Put every line of the records below into a Markdown table with two columns, Row and Line. Number the rows and skip any blank lines.
━━━━
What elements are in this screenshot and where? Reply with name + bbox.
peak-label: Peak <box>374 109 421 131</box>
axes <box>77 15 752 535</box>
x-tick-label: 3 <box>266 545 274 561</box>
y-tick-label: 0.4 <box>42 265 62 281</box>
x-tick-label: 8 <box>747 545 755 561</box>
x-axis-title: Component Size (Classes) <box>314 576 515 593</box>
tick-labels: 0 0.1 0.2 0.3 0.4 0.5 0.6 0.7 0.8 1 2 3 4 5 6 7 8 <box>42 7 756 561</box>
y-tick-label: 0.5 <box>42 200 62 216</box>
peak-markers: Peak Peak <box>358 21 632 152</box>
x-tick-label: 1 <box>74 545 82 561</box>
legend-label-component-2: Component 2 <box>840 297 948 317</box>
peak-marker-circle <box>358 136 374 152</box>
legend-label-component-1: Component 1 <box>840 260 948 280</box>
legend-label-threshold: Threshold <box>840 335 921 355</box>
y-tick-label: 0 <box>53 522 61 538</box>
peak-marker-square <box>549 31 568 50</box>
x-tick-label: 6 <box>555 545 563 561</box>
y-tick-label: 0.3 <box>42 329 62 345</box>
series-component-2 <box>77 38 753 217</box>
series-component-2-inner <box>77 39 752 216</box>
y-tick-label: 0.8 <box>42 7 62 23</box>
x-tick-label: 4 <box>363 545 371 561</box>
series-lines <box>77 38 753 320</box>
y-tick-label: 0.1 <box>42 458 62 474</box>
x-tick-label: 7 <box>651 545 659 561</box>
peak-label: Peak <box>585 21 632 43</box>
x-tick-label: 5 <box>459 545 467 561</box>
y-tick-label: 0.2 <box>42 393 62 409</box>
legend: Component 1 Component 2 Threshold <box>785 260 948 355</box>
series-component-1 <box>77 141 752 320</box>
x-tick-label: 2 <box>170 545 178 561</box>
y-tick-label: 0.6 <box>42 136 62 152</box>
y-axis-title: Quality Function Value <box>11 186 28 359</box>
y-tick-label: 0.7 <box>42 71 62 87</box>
━━━━
● WRITTEN ANSWER
| Row | Line |
|---|---|
| 1 | What elements are in this screenshot and where? Reply with name + bbox. |
| 2 | peak-label: Peak <box>374 109 421 131</box> |
| 3 | axes <box>77 15 752 535</box> |
| 4 | x-tick-label: 3 <box>266 545 274 561</box> |
| 5 | y-tick-label: 0.4 <box>42 265 62 281</box> |
| 6 | x-tick-label: 8 <box>747 545 755 561</box> |
| 7 | x-axis-title: Component Size (Classes) <box>314 576 515 593</box> |
| 8 | tick-labels: 0 0.1 0.2 0.3 0.4 0.5 0.6 0.7 0.8 1 2 3 4 5 6 7 8 <box>42 7 756 561</box> |
| 9 | y-tick-label: 0.5 <box>42 200 62 216</box> |
| 10 | peak-markers: Peak Peak <box>358 21 632 152</box> |
| 11 | x-tick-label: 1 <box>74 545 82 561</box> |
| 12 | legend-label-component-2: Component 2 <box>840 297 948 317</box> |
| 13 | peak-marker-circle <box>358 136 374 152</box> |
| 14 | legend-label-component-1: Component 1 <box>840 260 948 280</box> |
| 15 | legend-label-threshold: Threshold <box>840 335 921 355</box> |
| 16 | y-tick-label: 0 <box>53 522 61 538</box> |
| 17 | peak-marker-square <box>549 31 568 50</box> |
| 18 | x-tick-label: 6 <box>555 545 563 561</box> |
| 19 | y-tick-label: 0.3 <box>42 329 62 345</box> |
| 20 | series-component-2 <box>77 38 753 217</box> |
| 21 | series-component-2-inner <box>77 39 752 216</box> |
| 22 | y-tick-label: 0.8 <box>42 7 62 23</box> |
| 23 | x-tick-label: 4 <box>363 545 371 561</box> |
| 24 | series-lines <box>77 38 753 320</box> |
| 25 | y-tick-label: 0.1 <box>42 458 62 474</box> |
| 26 | x-tick-label: 7 <box>651 545 659 561</box> |
| 27 | peak-label: Peak <box>585 21 632 43</box> |
| 28 | x-tick-label: 5 <box>459 545 467 561</box> |
| 29 | y-tick-label: 0.2 <box>42 393 62 409</box> |
| 30 | legend: Component 1 Component 2 Threshold <box>785 260 948 355</box> |
| 31 | series-component-1 <box>77 141 752 320</box> |
| 32 | x-tick-label: 2 <box>170 545 178 561</box> |
| 33 | y-tick-label: 0.6 <box>42 136 62 152</box> |
| 34 | y-axis-title: Quality Function Value <box>11 186 28 359</box> |
| 35 | y-tick-label: 0.7 <box>42 71 62 87</box> |